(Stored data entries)
=======
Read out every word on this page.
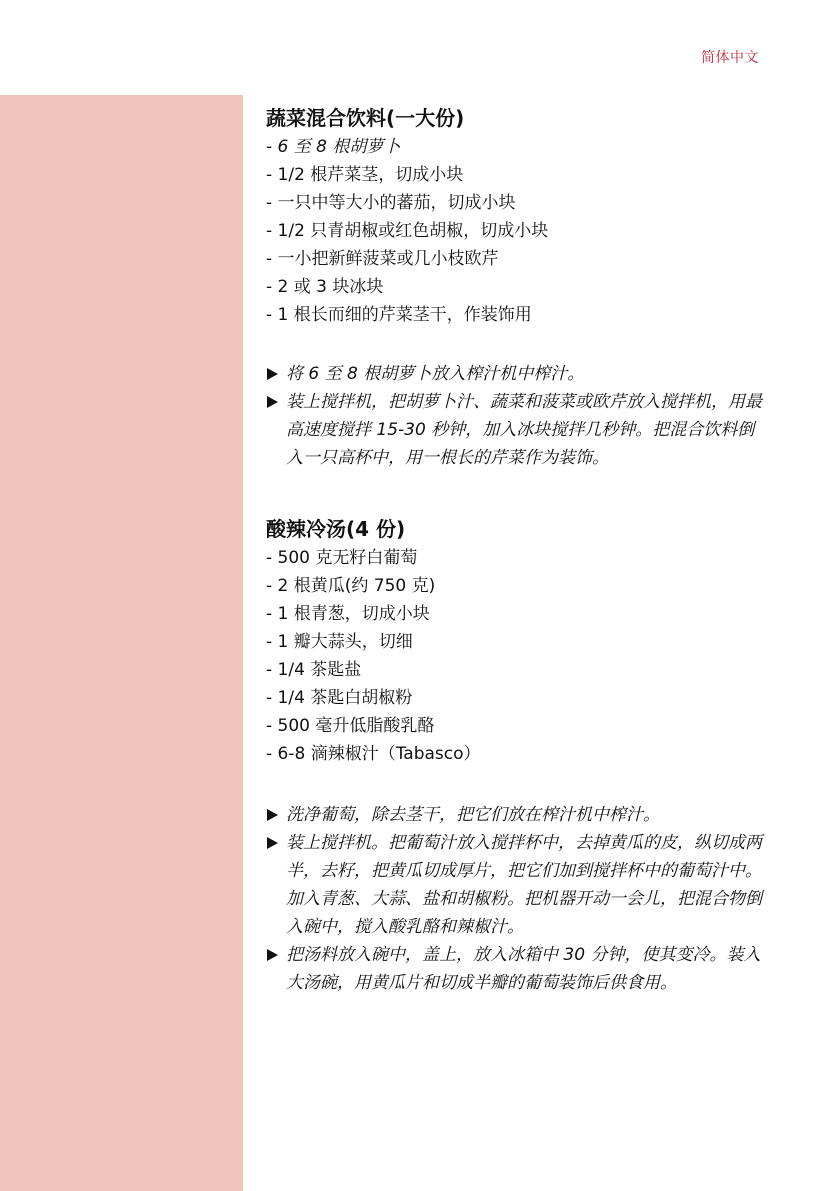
简体中文
蔬菜混合饮料(一大份)
- 6 至 8 根胡萝卜
- 1/2 根芹菜茎，切成小块
- 一只中等大小的蕃茄，切成小块
- 1/2 只青胡椒或红色胡椒，切成小块
- 一小把新鲜菠菜或几小枝欧芹
- 2 或 3 块冰块
- 1 根长而细的芹菜茎干，作装饰用
将 6 至 8 根胡萝卜放入榨汁机中榨汁。
装上搅拌机，把胡萝卜汁、蔬菜和菠菜或欧芹放入搅拌机，用最高速度搅拌 15-30 秒钟，加入冰块搅拌几秒钟。把混合饮料倒入一只高杯中，用一根长的芹菜作为装饰。
酸辣冷汤(4 份)
- 500 克无籽白葡萄
- 2 根黄瓜(约 750 克)
- 1 根青葱，切成小块
- 1 瓣大蒜头，切细
- 1/4 茶匙盐
- 1/4 茶匙白胡椒粉
- 500 毫升低脂酸乳酪
- 6-8 滴辣椒汁（Tabasco）
洗净葡萄，除去茎干，把它们放在榨汁机中榨汁。
装上搅拌机。把葡萄汁放入搅拌杯中，去掉黄瓜的皮，纵切成两半，去籽，把黄瓜切成厚片，把它们加到搅拌杯中的葡萄汁中。加入青葱、大蒜、盐和胡椒粉。把机器开动一会儿，把混合物倒入碗中，搅入酸乳酪和辣椒汁。
把汤料放入碗中，盖上，放入冰箱中 30 分钟，使其变冷。装入大汤碗，用黄瓜片和切成半瓣的葡萄装饰后供食用。
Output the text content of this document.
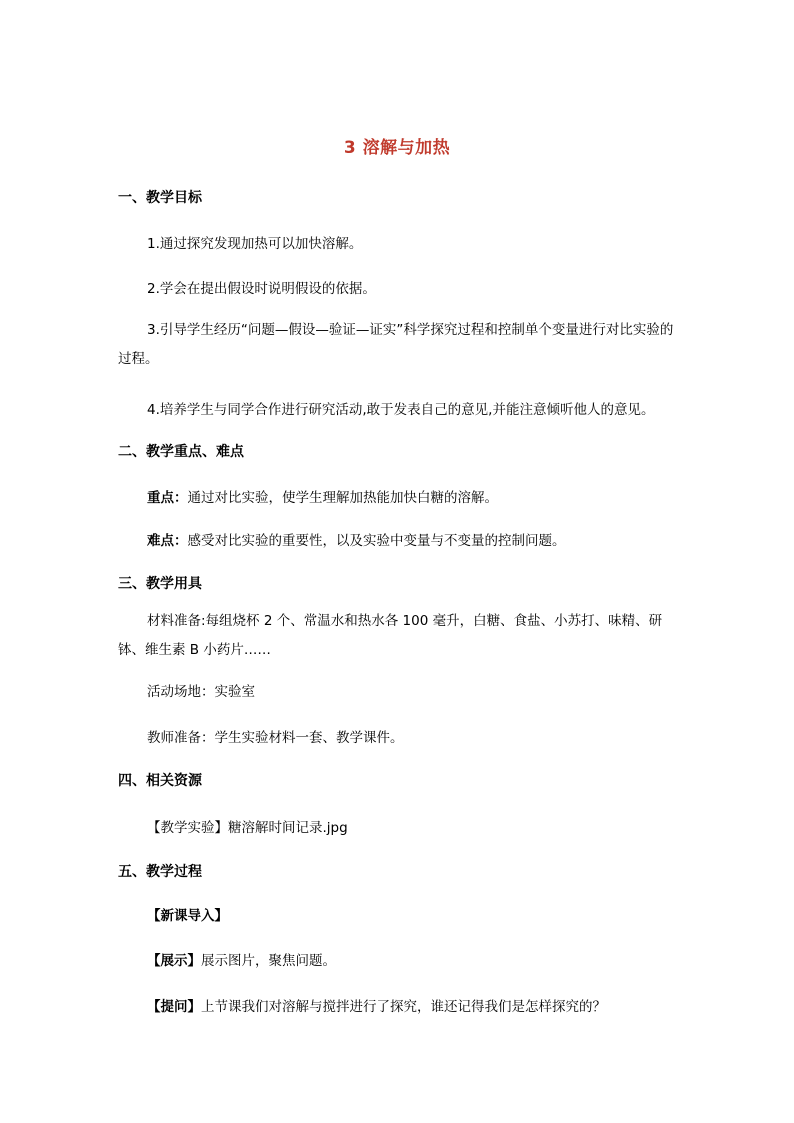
3 溶解与加热
一、教学目标
1.通过探究发现加热可以加快溶解。
2.学会在提出假设时说明假设的依据。
3.引导学生经历“问题—假设—验证—证实”科学探究过程和控制单个变量进行对比实验的过程。
4.培养学生与同学合作进行研究活动,敢于发表自己的意见,并能注意倾听他人的意见。
二、教学重点、难点
重点：通过对比实验，使学生理解加热能加快白糖的溶解。
难点：感受对比实验的重要性，以及实验中变量与不变量的控制问题。
三、教学用具
材料准备:每组烧杯 2 个、常温水和热水各 100 毫升，白糖、食盐、小苏打、味精、研钵、维生素 B 小药片……
活动场地：实验室
教师准备：学生实验材料一套、教学课件。
四、相关资源
【教学实验】糖溶解时间记录.jpg
五、教学过程
【新课导入】
【展示】展示图片，聚焦问题。
【提问】上节课我们对溶解与搅拌进行了探究，谁还记得我们是怎样探究的？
=======
## Exercise description:
Pull every line containing the word "装上搅拌机" out of the entries above.

## Solution for this task:
装上搅拌机，把胡萝卜汁、蔬菜和菠菜或欧芹放入搅拌机，用最高速度搅拌 15-30 秒钟，加入冰块搅拌几秒钟。把混合饮料倒入一只高杯中，用一根长的芹菜作为装饰。
装上搅拌机。把葡萄汁放入搅拌杯中，去掉黄瓜的皮，纵切成两半，去籽，把黄瓜切成厚片，把它们加到搅拌杯中的葡萄汁中。加入青葱、大蒜、盐和胡椒粉。把机器开动一会儿，把混合物倒入碗中，搅入酸乳酪和辣椒汁。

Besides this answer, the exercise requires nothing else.